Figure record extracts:
<<<<
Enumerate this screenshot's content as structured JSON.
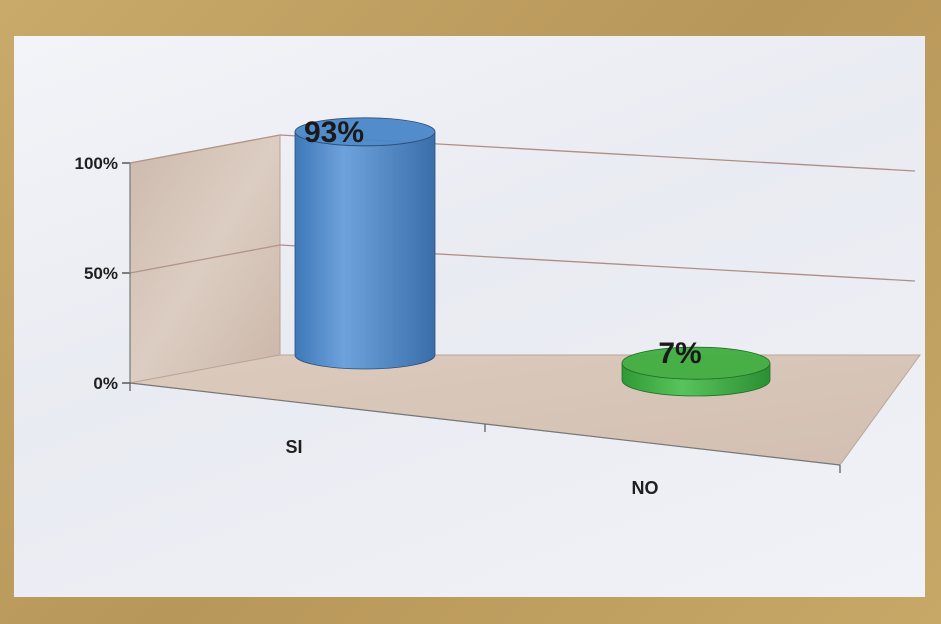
{
  "chart_data": {
    "type": "bar",
    "style": "3d-cylinder",
    "categories": [
      "SI",
      "NO"
    ],
    "values": [
      93,
      7
    ],
    "value_labels": [
      "93%",
      "7%"
    ],
    "series_colors": [
      "#4a86c8",
      "#3fae3f"
    ],
    "y_ticks": [
      "0%",
      "50%",
      "100%"
    ],
    "ylim": [
      0,
      100
    ],
    "grid": true,
    "legend": "none"
  }
}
>>>>
Your task
Return the entries unchanged, save for the pictures, which do not belong in the copy.

Answer to this task
Enumerate this screenshot's content as structured JSON.
{
  "chart_data": {
    "type": "bar",
    "style": "3d-cylinder",
    "categories": [
      "SI",
      "NO"
    ],
    "values": [
      93,
      7
    ],
    "value_labels": [
      "93%",
      "7%"
    ],
    "series_colors": [
      "#4a86c8",
      "#3fae3f"
    ],
    "y_ticks": [
      "0%",
      "50%",
      "100%"
    ],
    "ylim": [
      0,
      100
    ],
    "grid": true,
    "legend": "none"
  }
}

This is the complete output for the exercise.